» Texto de lectura

╭──

El "sí, pero" del PNV. 
 Condena el terrorismo, aunque encuentra justificaciones para ETA     
 
 ABC.    21/11/1980.  Páginas: 1. Párrafos: 9. 

0 «sí, pero» del PNV

Condena el terrorismo, aunque encuentra justificaciones para ETA

La dirección del PNV, tras la reunión celebrada en San Sebastián, ha hecho publico un comunicado en el que trata el tema de la pacificación del País Vasco.

«Ante la expectativa suscitada por medios de difusión públicos y privados en torno a las conversaciones que se vienen manteniendo entre partidos vascos y las secciones vascas de partidos de extensión estatal, el Euskadi Buru Batzar (EBB) se siente en el deber de puntualizar la situación y el alcance de tales conversaciones.

Este EBB es consciente y participa de la creciente repulsa popular ante la sangre, la extorsión y los intentos de amedrentamiento que el pueblo vasco contempla y padece, cada día, en su cuerpo social. El PNV, en comunicados reiterados a través de las instituciones públicas en las que participa, o en la calle de forma masiva, ha expresado, hasta la reiteración, y de forma activa, esta repulsa y su voluntad de paz, y lo seguirá haciendo, solo o acompañado, mientras tales hechos sigan produciéndose; pero con igual reiteración, el PNV ha proclamado que la violencia o el terrorismo de Euskadi ha surgido de concretas motivaciones políticas, y que si alguna razón mantiene el apoyo de algunos sectores del pueblo vasco a ETA es, precisamente, el no ver ni creer en la instauración de una autonomía real.

╰──

» Entradas de datos
╭──

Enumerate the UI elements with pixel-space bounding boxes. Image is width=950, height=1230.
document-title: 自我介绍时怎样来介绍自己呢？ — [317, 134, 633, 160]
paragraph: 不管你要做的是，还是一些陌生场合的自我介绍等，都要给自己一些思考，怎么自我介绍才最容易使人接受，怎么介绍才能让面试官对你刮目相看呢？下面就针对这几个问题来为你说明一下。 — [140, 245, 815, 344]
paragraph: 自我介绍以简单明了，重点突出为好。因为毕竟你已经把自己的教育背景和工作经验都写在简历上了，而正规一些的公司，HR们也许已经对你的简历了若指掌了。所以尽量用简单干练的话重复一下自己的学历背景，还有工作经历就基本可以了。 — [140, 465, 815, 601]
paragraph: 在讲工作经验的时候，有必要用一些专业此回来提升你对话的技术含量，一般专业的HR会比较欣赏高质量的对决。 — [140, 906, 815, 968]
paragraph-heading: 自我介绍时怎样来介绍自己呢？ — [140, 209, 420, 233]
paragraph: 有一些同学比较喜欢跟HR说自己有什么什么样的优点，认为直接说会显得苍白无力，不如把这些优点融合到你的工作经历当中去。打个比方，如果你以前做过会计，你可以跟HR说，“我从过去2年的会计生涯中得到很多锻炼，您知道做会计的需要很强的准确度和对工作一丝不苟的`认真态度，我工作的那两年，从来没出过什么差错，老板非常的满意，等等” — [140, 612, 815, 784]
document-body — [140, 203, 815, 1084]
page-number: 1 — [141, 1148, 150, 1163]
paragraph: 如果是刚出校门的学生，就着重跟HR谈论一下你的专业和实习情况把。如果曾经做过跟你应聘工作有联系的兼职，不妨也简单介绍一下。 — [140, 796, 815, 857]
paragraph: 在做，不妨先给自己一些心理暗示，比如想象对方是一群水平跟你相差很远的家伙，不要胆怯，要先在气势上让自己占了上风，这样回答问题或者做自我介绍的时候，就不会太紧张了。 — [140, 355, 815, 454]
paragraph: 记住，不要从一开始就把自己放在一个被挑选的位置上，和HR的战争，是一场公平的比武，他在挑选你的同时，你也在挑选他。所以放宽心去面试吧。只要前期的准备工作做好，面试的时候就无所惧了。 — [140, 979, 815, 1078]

╰──

» Lista de actividades
1 – En el texto sobre el comunicado del PNV, ¿qué motivo da el EBB para sentirse en el deber de puntualizar la situación y el alcance de las conversaciones? Responda en una a tres frases.
2 – Continúe el texto sobre el comunicado del PNV a partir de su última frase.
No es necesario consultar las entradas.

» Resultados por tarea
1 – El EBB se siente en ese deber por la expectativa que los medios de difusión públicos y privados han suscitado en torno a las conversaciones. Se trata de las conversaciones que mantienen los partidos vascos con las secciones vascas de partidos de extensión estatal.

2 –
MOTIVOS SUFICIENTES.

EL largo calvario de la primera fase de las transferencias; la no devolución del concierto económico, respetado por la dictadura de Primo de Rivera y por la República, que recogió íntegramente el Estatuto de 1936, y que fue suprimido a Guipúzcoa y a Vizcaya por decreto de guerra de Franco; la trágica situación del pueblo vasco ante el paro y la ruina económica de tantas empresas, sin poder arbitrar solución económica alguna, siguen siendo, entre otros, motivos suficientes para que en este país, y por más comandos que la Policía desarticule, siga habiendo jóvenes que se sienten cargados de razón para acusarnos de ingenuos o de farsantes, y acudir a vías de acción violenta.

TIRAR LA TOALLA.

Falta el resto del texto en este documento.